:: Records to use

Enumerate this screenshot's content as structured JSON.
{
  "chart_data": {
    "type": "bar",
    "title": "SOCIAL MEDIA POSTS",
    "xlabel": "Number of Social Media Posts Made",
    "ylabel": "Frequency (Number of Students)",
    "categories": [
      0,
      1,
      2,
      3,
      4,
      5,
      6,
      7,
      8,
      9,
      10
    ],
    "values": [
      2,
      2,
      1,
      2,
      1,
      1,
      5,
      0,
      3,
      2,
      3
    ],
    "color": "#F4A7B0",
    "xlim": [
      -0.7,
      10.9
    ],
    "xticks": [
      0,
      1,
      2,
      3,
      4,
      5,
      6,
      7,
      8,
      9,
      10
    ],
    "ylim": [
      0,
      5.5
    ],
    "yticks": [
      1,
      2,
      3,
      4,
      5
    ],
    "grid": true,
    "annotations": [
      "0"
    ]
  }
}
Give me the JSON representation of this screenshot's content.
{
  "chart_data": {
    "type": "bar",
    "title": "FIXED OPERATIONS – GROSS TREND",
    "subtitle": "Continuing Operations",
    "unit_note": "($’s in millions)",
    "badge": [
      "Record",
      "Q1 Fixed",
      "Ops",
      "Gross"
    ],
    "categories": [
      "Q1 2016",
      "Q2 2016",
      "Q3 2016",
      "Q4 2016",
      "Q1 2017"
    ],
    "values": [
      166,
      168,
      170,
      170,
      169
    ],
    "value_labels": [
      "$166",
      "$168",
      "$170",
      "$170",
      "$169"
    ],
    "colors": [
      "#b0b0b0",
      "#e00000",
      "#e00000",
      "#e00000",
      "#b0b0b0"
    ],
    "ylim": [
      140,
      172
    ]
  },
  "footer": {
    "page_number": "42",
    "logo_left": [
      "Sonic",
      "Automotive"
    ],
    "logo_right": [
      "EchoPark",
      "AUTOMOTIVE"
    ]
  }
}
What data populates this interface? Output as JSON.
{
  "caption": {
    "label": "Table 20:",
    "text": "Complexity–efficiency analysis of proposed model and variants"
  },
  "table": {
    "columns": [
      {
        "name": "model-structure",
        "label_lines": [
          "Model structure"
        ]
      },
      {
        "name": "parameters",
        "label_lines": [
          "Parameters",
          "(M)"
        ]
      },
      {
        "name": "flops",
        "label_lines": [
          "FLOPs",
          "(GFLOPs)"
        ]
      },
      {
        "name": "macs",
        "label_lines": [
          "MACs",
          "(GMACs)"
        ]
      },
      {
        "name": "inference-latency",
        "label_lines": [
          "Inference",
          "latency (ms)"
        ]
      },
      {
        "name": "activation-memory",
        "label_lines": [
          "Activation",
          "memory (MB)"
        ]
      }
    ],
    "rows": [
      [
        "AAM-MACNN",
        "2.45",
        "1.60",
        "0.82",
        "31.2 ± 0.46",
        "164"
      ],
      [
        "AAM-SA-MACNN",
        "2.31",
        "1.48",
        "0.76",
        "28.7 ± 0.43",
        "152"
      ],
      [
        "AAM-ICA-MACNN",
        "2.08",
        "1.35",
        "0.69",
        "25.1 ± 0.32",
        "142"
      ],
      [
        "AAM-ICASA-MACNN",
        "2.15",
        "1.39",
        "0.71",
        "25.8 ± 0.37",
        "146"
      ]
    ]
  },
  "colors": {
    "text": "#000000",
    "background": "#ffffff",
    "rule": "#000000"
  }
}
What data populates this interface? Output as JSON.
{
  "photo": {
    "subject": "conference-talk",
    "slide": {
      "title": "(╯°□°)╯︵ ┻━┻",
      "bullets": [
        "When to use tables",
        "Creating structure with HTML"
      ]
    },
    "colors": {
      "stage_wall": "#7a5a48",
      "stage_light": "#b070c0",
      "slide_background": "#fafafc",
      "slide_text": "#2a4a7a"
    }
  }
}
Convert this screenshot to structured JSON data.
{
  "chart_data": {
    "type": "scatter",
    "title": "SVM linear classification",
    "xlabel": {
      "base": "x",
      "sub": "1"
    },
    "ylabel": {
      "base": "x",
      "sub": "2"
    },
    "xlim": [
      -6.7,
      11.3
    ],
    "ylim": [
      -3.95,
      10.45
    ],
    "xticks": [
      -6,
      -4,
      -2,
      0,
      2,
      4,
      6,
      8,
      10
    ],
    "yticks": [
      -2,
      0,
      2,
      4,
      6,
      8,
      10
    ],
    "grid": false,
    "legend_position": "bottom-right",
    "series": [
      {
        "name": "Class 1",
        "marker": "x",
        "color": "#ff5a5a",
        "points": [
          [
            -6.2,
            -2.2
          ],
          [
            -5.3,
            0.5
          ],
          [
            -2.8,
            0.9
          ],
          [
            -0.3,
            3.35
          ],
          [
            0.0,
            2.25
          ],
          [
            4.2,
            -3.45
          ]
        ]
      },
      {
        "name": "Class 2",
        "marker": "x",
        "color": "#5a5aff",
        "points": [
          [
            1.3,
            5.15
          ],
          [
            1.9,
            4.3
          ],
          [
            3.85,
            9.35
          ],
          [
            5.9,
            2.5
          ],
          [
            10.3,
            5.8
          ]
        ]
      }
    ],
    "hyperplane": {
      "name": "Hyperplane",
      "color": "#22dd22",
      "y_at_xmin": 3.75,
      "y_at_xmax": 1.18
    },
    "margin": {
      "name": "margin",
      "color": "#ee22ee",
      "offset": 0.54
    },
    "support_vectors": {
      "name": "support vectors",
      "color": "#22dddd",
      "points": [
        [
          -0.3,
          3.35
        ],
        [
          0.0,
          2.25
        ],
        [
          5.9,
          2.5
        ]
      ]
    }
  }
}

::::

What is needed: Every entry above needs to be quoted exactly.

The result:
Enumerate this screenshot's content as structured JSON.
{
  "chart_data": {
    "type": "bar",
    "title": "SOCIAL MEDIA POSTS",
    "xlabel": "Number of Social Media Posts Made",
    "ylabel": "Frequency (Number of Students)",
    "categories": [
      0,
      1,
      2,
      3,
      4,
      5,
      6,
      7,
      8,
      9,
      10
    ],
    "values": [
      2,
      2,
      1,
      2,
      1,
      1,
      5,
      0,
      3,
      2,
      3
    ],
    "color": "#F4A7B0",
    "xlim": [
      -0.7,
      10.9
    ],
    "xticks": [
      0,
      1,
      2,
      3,
      4,
      5,
      6,
      7,
      8,
      9,
      10
    ],
    "ylim": [
      0,
      5.5
    ],
    "yticks": [
      1,
      2,
      3,
      4,
      5
    ],
    "grid": true,
    "annotations": [
      "0"
    ]
  }
}
Give me the JSON representation of this screenshot's content.
{
  "chart_data": {
    "type": "bar",
    "title": "FIXED OPERATIONS – GROSS TREND",
    "subtitle": "Continuing Operations",
    "unit_note": "($’s in millions)",
    "badge": [
      "Record",
      "Q1 Fixed",
      "Ops",
      "Gross"
    ],
    "categories": [
      "Q1 2016",
      "Q2 2016",
      "Q3 2016",
      "Q4 2016",
      "Q1 2017"
    ],
    "values": [
      166,
      168,
      170,
      170,
      169
    ],
    "value_labels": [
      "$166",
      "$168",
      "$170",
      "$170",
      "$169"
    ],
    "colors": [
      "#b0b0b0",
      "#e00000",
      "#e00000",
      "#e00000",
      "#b0b0b0"
    ],
    "ylim": [
      140,
      172
    ]
  },
  "footer": {
    "page_number": "42",
    "logo_left": [
      "Sonic",
      "Automotive"
    ],
    "logo_right": [
      "EchoPark",
      "AUTOMOTIVE"
    ]
  }
}
What data populates this interface? Output as JSON.
{
  "caption": {
    "label": "Table 20:",
    "text": "Complexity–efficiency analysis of proposed model and variants"
  },
  "table": {
    "columns": [
      {
        "name": "model-structure",
        "label_lines": [
          "Model structure"
        ]
      },
      {
        "name": "parameters",
        "label_lines": [
          "Parameters",
          "(M)"
        ]
      },
      {
        "name": "flops",
        "label_lines": [
          "FLOPs",
          "(GFLOPs)"
        ]
      },
      {
        "name": "macs",
        "label_lines": [
          "MACs",
          "(GMACs)"
        ]
      },
      {
        "name": "inference-latency",
        "label_lines": [
          "Inference",
          "latency (ms)"
        ]
      },
      {
        "name": "activation-memory",
        "label_lines": [
          "Activation",
          "memory (MB)"
        ]
      }
    ],
    "rows": [
      [
        "AAM-MACNN",
        "2.45",
        "1.60",
        "0.82",
        "31.2 ± 0.46",
        "164"
      ],
      [
        "AAM-SA-MACNN",
        "2.31",
        "1.48",
        "0.76",
        "28.7 ± 0.43",
        "152"
      ],
      [
        "AAM-ICA-MACNN",
        "2.08",
        "1.35",
        "0.69",
        "25.1 ± 0.32",
        "142"
      ],
      [
        "AAM-ICASA-MACNN",
        "2.15",
        "1.39",
        "0.71",
        "25.8 ± 0.37",
        "146"
      ]
    ]
  },
  "colors": {
    "text": "#000000",
    "background": "#ffffff",
    "rule": "#000000"
  }
}
What data populates this interface? Output as JSON.
{
  "photo": {
    "subject": "conference-talk",
    "slide": {
      "title": "(╯°□°)╯︵ ┻━┻",
      "bullets": [
        "When to use tables",
        "Creating structure with HTML"
      ]
    },
    "colors": {
      "stage_wall": "#7a5a48",
      "stage_light": "#b070c0",
      "slide_background": "#fafafc",
      "slide_text": "#2a4a7a"
    }
  }
}
Convert this screenshot to structured JSON data.
{
  "chart_data": {
    "type": "scatter",
    "title": "SVM linear classification",
    "xlabel": {
      "base": "x",
      "sub": "1"
    },
    "ylabel": {
      "base": "x",
      "sub": "2"
    },
    "xlim": [
      -6.7,
      11.3
    ],
    "ylim": [
      -3.95,
      10.45
    ],
    "xticks": [
      -6,
      -4,
      -2,
      0,
      2,
      4,
      6,
      8,
      10
    ],
    "yticks": [
      -2,
      0,
      2,
      4,
      6,
      8,
      10
    ],
    "grid": false,
    "legend_position": "bottom-right",
    "series": [
      {
        "name": "Class 1",
        "marker": "x",
        "color": "#ff5a5a",
        "points": [
          [
            -6.2,
            -2.2
          ],
          [
            -5.3,
            0.5
          ],
          [
            -2.8,
            0.9
          ],
          [
            -0.3,
            3.35
          ],
          [
            0.0,
            2.25
          ],
          [
            4.2,
            -3.45
          ]
        ]
      },
      {
        "name": "Class 2",
        "marker": "x",
        "color": "#5a5aff",
        "points": [
          [
            1.3,
            5.15
          ],
          [
            1.9,
            4.3
          ],
          [
            3.85,
            9.35
          ],
          [
            5.9,
            2.5
          ],
          [
            10.3,
            5.8
          ]
        ]
      }
    ],
    "hyperplane": {
      "name": "Hyperplane",
      "color": "#22dd22",
      "y_at_xmin": 3.75,
      "y_at_xmax": 1.18
    },
    "margin": {
      "name": "margin",
      "color": "#ee22ee",
      "offset": 0.54
    },
    "support_vectors": {
      "name": "support vectors",
      "color": "#22dddd",
      "points": [
        [
          -0.3,
          3.35
        ],
        [
          0.0,
          2.25
        ],
        [
          5.9,
          2.5
        ]
      ]
    }
  }
}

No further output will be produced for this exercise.